Dataset listings of figures:
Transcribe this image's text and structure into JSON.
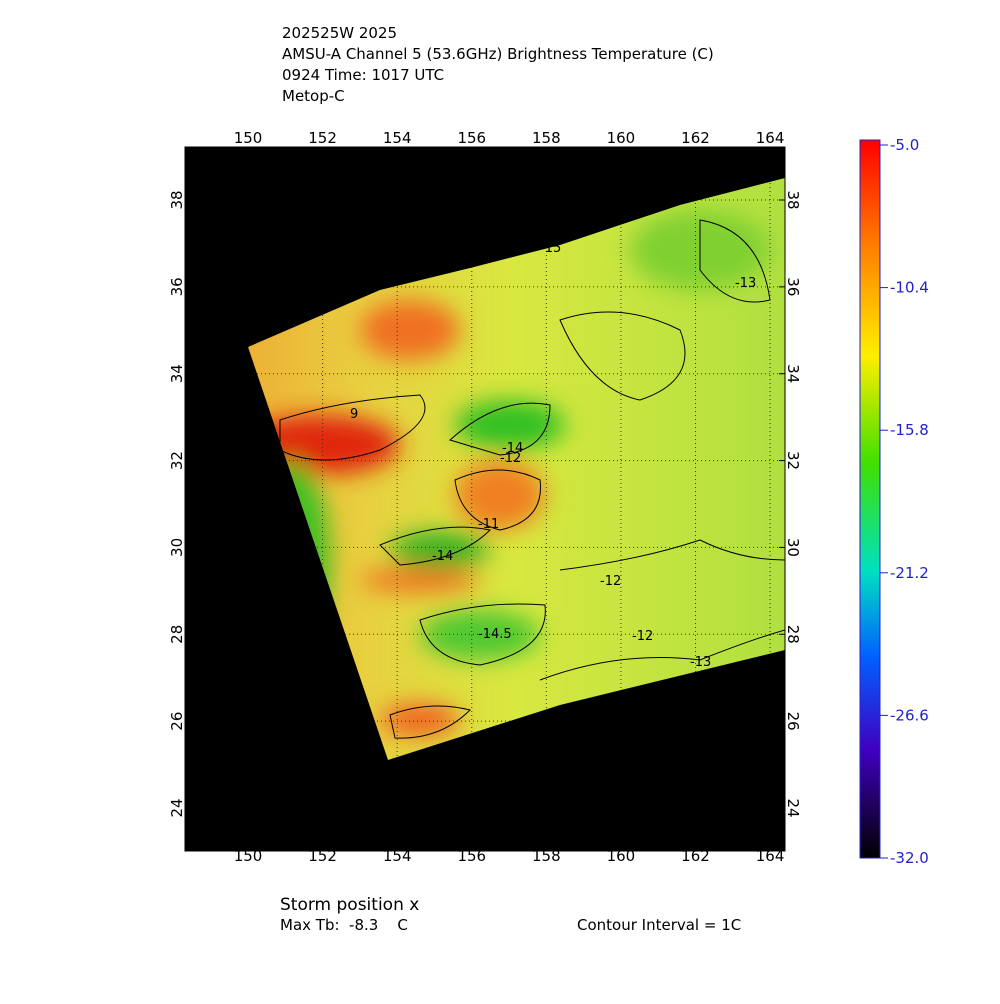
{
  "header": {
    "lines": [
      "202525W 2025",
      "AMSU-A Channel 5 (53.6GHz) Brightness Temperature (C)",
      "0924 Time: 1017 UTC",
      "Metop-C"
    ]
  },
  "map": {
    "xlim": [
      148.31,
      164.4
    ],
    "ylim": [
      23.01,
      39.22
    ],
    "xticks": [
      150,
      152,
      154,
      156,
      158,
      160,
      162,
      164
    ],
    "yticks": [
      24,
      26,
      28,
      30,
      32,
      34,
      36,
      38
    ],
    "contour_labels": [
      "9",
      "-12",
      "-11",
      "-14",
      "-14.5",
      "-12",
      "-12",
      "-13",
      "-13",
      "-15",
      "-14"
    ]
  },
  "colorbar": {
    "lim": [
      -32,
      -5
    ],
    "ticks": [
      {
        "value": -5,
        "label": "-5.0"
      },
      -10.4,
      -15.8,
      -21.2,
      -26.6,
      {
        "value": -32,
        "label": "-32.0"
      }
    ]
  },
  "footer": {
    "storm": "Storm position x",
    "max_tb": "Max Tb:  -8.3    C",
    "interval": "Contour Interval = 1C"
  }
}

▸ **WHAT IS NEEDED**: Copy every record character for character. Skip the pictures.

▸ **EXERCISE OUTPUT**:
Transcribe this image's text and structure into JSON.
{
  "header": {
    "lines": [
      "202525W 2025",
      "AMSU-A Channel 5 (53.6GHz) Brightness Temperature (C)",
      "0924 Time: 1017 UTC",
      "Metop-C"
    ]
  },
  "map": {
    "xlim": [
      148.31,
      164.4
    ],
    "ylim": [
      23.01,
      39.22
    ],
    "xticks": [
      150,
      152,
      154,
      156,
      158,
      160,
      162,
      164
    ],
    "yticks": [
      24,
      26,
      28,
      30,
      32,
      34,
      36,
      38
    ],
    "contour_labels": [
      "9",
      "-12",
      "-11",
      "-14",
      "-14.5",
      "-12",
      "-12",
      "-13",
      "-13",
      "-15",
      "-14"
    ]
  },
  "colorbar": {
    "lim": [
      -32,
      -5
    ],
    "ticks": [
      {
        "value": -5,
        "label": "-5.0"
      },
      -10.4,
      -15.8,
      -21.2,
      -26.6,
      {
        "value": -32,
        "label": "-32.0"
      }
    ]
  },
  "footer": {
    "storm": "Storm position x",
    "max_tb": "Max Tb:  -8.3    C",
    "interval": "Contour Interval = 1C"
  }
}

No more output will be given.